_Directions for this task_. Render the material again word for word, skipping the pictures in it.

_Extracted records_.
[START]

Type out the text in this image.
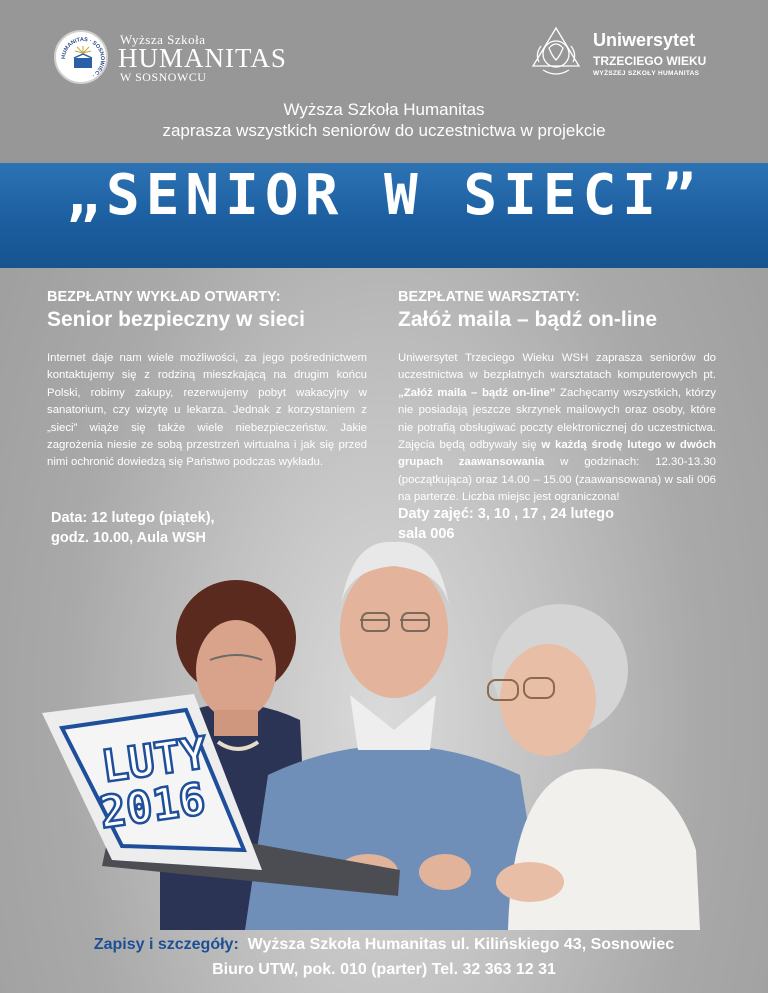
HUMANITAS · SOSNOWIEC ·
Wyższa Szkoła
HUMANITAS
W SOSNOWCU
Uniwersytet
TRZECIEGO WIEKU
WYŻSZEJ SZKOŁY HUMANITAS
Wyższa Szkoła Humanitas
zaprasza wszystkich seniorów do uczestnictwa w projekcie
„SENIOR W SIECI”
BEZPŁATNY WYKŁAD OTWARTY:
Senior bezpieczny w sieci

Internet daje nam wiele możliwości, za jego pośrednictwem kontaktujemy się z rodziną mieszkającą na drugim końcu Polski, robimy zakupy, rezerwujemy pobyt wakacyjny w sanatorium, czy wizytę u lekarza. Jednak z korzystaniem z „sieci” wiąże się także wiele niebezpieczeństw. Jakie zagrożenia niesie ze sobą przestrzeń wirtualna i jak się przed nimi ochronić dowiedzą się Państwo podczas wykładu.

BEZPŁATNE WARSZTATY:
Załóż maila – bądź on-line

Uniwersytet Trzeciego Wieku WSH zaprasza seniorów do uczestnictwa w bezpłatnych warsztatach komputerowych pt. „Załóż maila – bądź on-line” Zachęcamy wszystkich, którzy nie posiadają jeszcze skrzynek mailowych oraz osoby, które nie potrafią obsługiwać poczty elektronicznej do uczestnictwa. Zajęcia będą odbywały się w każdą środę lutego w dwóch grupach zaawansowania w godzinach: 12.30-13.30 (początkująca) oraz 14.00 – 15.00 (zaawansowana) w sali 006 na parterze. Liczba miejsc jest ograniczona!

Data: 12 lutego (piątek),
godz. 10.00, Aula WSH
Daty zajęć: 3, 10 , 17 , 24 lutego
sala 006
LUTY
2016
Zapisy i szczegóły: Wyższa Szkoła Humanitas ul. Kilińskiego 43, Sosnowiec
Biuro UTW, pok. 010 (parter) Tel. 32 363 12 31
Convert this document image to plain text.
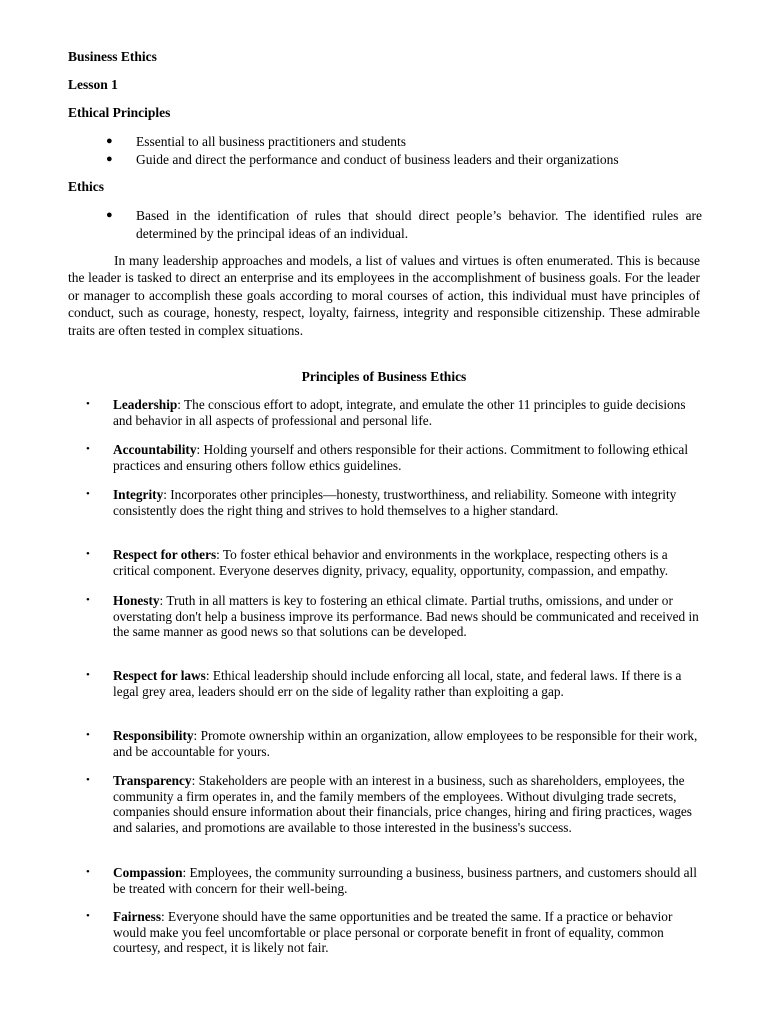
Business Ethics
Lesson 1
Ethical Principles
●	Essential to all business practitioners and students
●	Guide and direct the performance and conduct of business leaders and their organizations
Ethics
●	Based in the identification of rules that should direct people’s behavior. The identified rules are determined by the principal ideas of an individual.
In many leadership approaches and models, a list of values and virtues is often enumerated. This is because the leader is tasked to direct an enterprise and its employees in the accomplishment of business goals. For the leader or manager to accomplish these goals according to moral courses of action, this individual must have principles of conduct, such as courage, honesty, respect, loyalty, fairness, integrity and responsible citizenship. These admirable traits are often tested in complex situations.
Principles of Business Ethics
•	Leadership: The conscious effort to adopt, integrate, and emulate the other 11 principles to guide decisions and behavior in all aspects of professional and personal life.
•	Accountability: Holding yourself and others responsible for their actions. Commitment to following ethical practices and ensuring others follow ethics guidelines.
•	Integrity: Incorporates other principles—honesty, trustworthiness, and reliability. Someone with integrity consistently does the right thing and strives to hold themselves to a higher standard.
•	Respect for others: To foster ethical behavior and environments in the workplace, respecting others is a critical component. Everyone deserves dignity, privacy, equality, opportunity, compassion, and empathy.
•	Honesty: Truth in all matters is key to fostering an ethical climate. Partial truths, omissions, and under or overstating don't help a business improve its performance. Bad news should be communicated and received in the same manner as good news so that solutions can be developed.
•	Respect for laws: Ethical leadership should include enforcing all local, state, and federal laws. If there is a legal grey area, leaders should err on the side of legality rather than exploiting a gap.
•	Responsibility: Promote ownership within an organization, allow employees to be responsible for their work, and be accountable for yours.
•	Transparency: Stakeholders are people with an interest in a business, such as shareholders, employees, the community a firm operates in, and the family members of the employees. Without divulging trade secrets, companies should ensure information about their financials, price changes, hiring and firing practices, wages and salaries, and promotions are available to those interested in the business's success.
•	Compassion: Employees, the community surrounding a business, business partners, and customers should all be treated with concern for their well-being.
•	Fairness: Everyone should have the same opportunities and be treated the same. If a practice or behavior would make you feel uncomfortable or place personal or corporate benefit in front of equality, common courtesy, and respect, it is likely not fair.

[END]

_Exercise output_.
Type out the text in this image.
HUMANITAS · SOSNOWIEC ·
Wyższa Szkoła
HUMANITAS
W SOSNOWCU
Uniwersytet
TRZECIEGO WIEKU
WYŻSZEJ SZKOŁY HUMANITAS
Wyższa Szkoła Humanitas
zaprasza wszystkich seniorów do uczestnictwa w projekcie
„SENIOR W SIECI”
BEZPŁATNY WYKŁAD OTWARTY:
Senior bezpieczny w sieci

Internet daje nam wiele możliwości, za jego pośrednictwem kontaktujemy się z rodziną mieszkającą na drugim końcu Polski, robimy zakupy, rezerwujemy pobyt wakacyjny w sanatorium, czy wizytę u lekarza. Jednak z korzystaniem z „sieci” wiąże się także wiele niebezpieczeństw. Jakie zagrożenia niesie ze sobą przestrzeń wirtualna i jak się przed nimi ochronić dowiedzą się Państwo podczas wykładu.

BEZPŁATNE WARSZTATY:
Załóż maila – bądź on-line

Uniwersytet Trzeciego Wieku WSH zaprasza seniorów do uczestnictwa w bezpłatnych warsztatach komputerowych pt. „Załóż maila – bądź on-line” Zachęcamy wszystkich, którzy nie posiadają jeszcze skrzynek mailowych oraz osoby, które nie potrafią obsługiwać poczty elektronicznej do uczestnictwa. Zajęcia będą odbywały się w każdą środę lutego w dwóch grupach zaawansowania w godzinach: 12.30-13.30 (początkująca) oraz 14.00 – 15.00 (zaawansowana) w sali 006 na parterze. Liczba miejsc jest ograniczona!

Data: 12 lutego (piątek),
godz. 10.00, Aula WSH
Daty zajęć: 3, 10 , 17 , 24 lutego
sala 006
LUTY
2016
Zapisy i szczegóły: Wyższa Szkoła Humanitas ul. Kilińskiego 43, Sosnowiec
Biuro UTW, pok. 010 (parter) Tel. 32 363 12 31
Convert this document image to plain text.
Business Ethics
Lesson 1
Ethical Principles
●	Essential to all business practitioners and students
●	Guide and direct the performance and conduct of business leaders and their organizations
Ethics
●	Based in the identification of rules that should direct people’s behavior. The identified rules are determined by the principal ideas of an individual.
In many leadership approaches and models, a list of values and virtues is often enumerated. This is because the leader is tasked to direct an enterprise and its employees in the accomplishment of business goals. For the leader or manager to accomplish these goals according to moral courses of action, this individual must have principles of conduct, such as courage, honesty, respect, loyalty, fairness, integrity and responsible citizenship. These admirable traits are often tested in complex situations.
Principles of Business Ethics
•	Leadership: The conscious effort to adopt, integrate, and emulate the other 11 principles to guide decisions and behavior in all aspects of professional and personal life.
•	Accountability: Holding yourself and others responsible for their actions. Commitment to following ethical practices and ensuring others follow ethics guidelines.
•	Integrity: Incorporates other principles—honesty, trustworthiness, and reliability. Someone with integrity consistently does the right thing and strives to hold themselves to a higher standard.
•	Respect for others: To foster ethical behavior and environments in the workplace, respecting others is a critical component. Everyone deserves dignity, privacy, equality, opportunity, compassion, and empathy.
•	Honesty: Truth in all matters is key to fostering an ethical climate. Partial truths, omissions, and under or overstating don't help a business improve its performance. Bad news should be communicated and received in the same manner as good news so that solutions can be developed.
•	Respect for laws: Ethical leadership should include enforcing all local, state, and federal laws. If there is a legal grey area, leaders should err on the side of legality rather than exploiting a gap.
•	Responsibility: Promote ownership within an organization, allow employees to be responsible for their work, and be accountable for yours.
•	Transparency: Stakeholders are people with an interest in a business, such as shareholders, employees, the community a firm operates in, and the family members of the employees. Without divulging trade secrets, companies should ensure information about their financials, price changes, hiring and firing practices, wages and salaries, and promotions are available to those interested in the business's success.
•	Compassion: Employees, the community surrounding a business, business partners, and customers should all be treated with concern for their well-being.
•	Fairness: Everyone should have the same opportunities and be treated the same. If a practice or behavior would make you feel uncomfortable or place personal or corporate benefit in front of equality, common courtesy, and respect, it is likely not fair.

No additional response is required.